TASK TO CARRY OUT –
The entries below should be output exactly as written.

+-------+

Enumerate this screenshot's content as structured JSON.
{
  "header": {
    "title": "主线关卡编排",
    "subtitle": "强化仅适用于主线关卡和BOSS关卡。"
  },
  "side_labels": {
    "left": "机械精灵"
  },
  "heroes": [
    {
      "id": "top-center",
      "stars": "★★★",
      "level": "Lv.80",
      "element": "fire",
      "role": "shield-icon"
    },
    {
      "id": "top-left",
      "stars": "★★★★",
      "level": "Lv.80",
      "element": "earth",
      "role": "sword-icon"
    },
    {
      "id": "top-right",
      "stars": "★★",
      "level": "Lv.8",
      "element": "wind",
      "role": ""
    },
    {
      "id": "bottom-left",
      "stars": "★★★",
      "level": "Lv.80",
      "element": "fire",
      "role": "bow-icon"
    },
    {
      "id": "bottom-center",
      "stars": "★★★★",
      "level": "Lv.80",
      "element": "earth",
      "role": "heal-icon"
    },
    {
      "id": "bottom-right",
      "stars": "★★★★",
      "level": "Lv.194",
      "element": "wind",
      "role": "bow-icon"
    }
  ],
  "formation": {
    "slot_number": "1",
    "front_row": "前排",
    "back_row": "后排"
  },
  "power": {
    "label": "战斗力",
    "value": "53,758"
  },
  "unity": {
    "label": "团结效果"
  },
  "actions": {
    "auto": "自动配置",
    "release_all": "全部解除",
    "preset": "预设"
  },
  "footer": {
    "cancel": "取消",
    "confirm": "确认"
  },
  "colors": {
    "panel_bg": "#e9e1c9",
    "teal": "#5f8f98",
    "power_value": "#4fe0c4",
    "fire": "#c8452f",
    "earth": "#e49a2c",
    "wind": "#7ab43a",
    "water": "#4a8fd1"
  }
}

+-------+

SOLUTION FOR THIS PROBLEM –
Enumerate this screenshot's content as structured JSON.
{
  "header": {
    "title": "主线关卡编排",
    "subtitle": "强化仅适用于主线关卡和BOSS关卡。"
  },
  "side_labels": {
    "left": "机械精灵"
  },
  "heroes": [
    {
      "id": "top-center",
      "stars": "★★★",
      "level": "Lv.80",
      "element": "fire",
      "role": "shield-icon"
    },
    {
      "id": "top-left",
      "stars": "★★★★",
      "level": "Lv.80",
      "element": "earth",
      "role": "sword-icon"
    },
    {
      "id": "top-right",
      "stars": "★★",
      "level": "Lv.8",
      "element": "wind",
      "role": ""
    },
    {
      "id": "bottom-left",
      "stars": "★★★",
      "level": "Lv.80",
      "element": "fire",
      "role": "bow-icon"
    },
    {
      "id": "bottom-center",
      "stars": "★★★★",
      "level": "Lv.80",
      "element": "earth",
      "role": "heal-icon"
    },
    {
      "id": "bottom-right",
      "stars": "★★★★",
      "level": "Lv.194",
      "element": "wind",
      "role": "bow-icon"
    }
  ],
  "formation": {
    "slot_number": "1",
    "front_row": "前排",
    "back_row": "后排"
  },
  "power": {
    "label": "战斗力",
    "value": "53,758"
  },
  "unity": {
    "label": "团结效果"
  },
  "actions": {
    "auto": "自动配置",
    "release_all": "全部解除",
    "preset": "预设"
  },
  "footer": {
    "cancel": "取消",
    "confirm": "确认"
  },
  "colors": {
    "panel_bg": "#e9e1c9",
    "teal": "#5f8f98",
    "power_value": "#4fe0c4",
    "fire": "#c8452f",
    "earth": "#e49a2c",
    "wind": "#7ab43a",
    "water": "#4a8fd1"
  }
}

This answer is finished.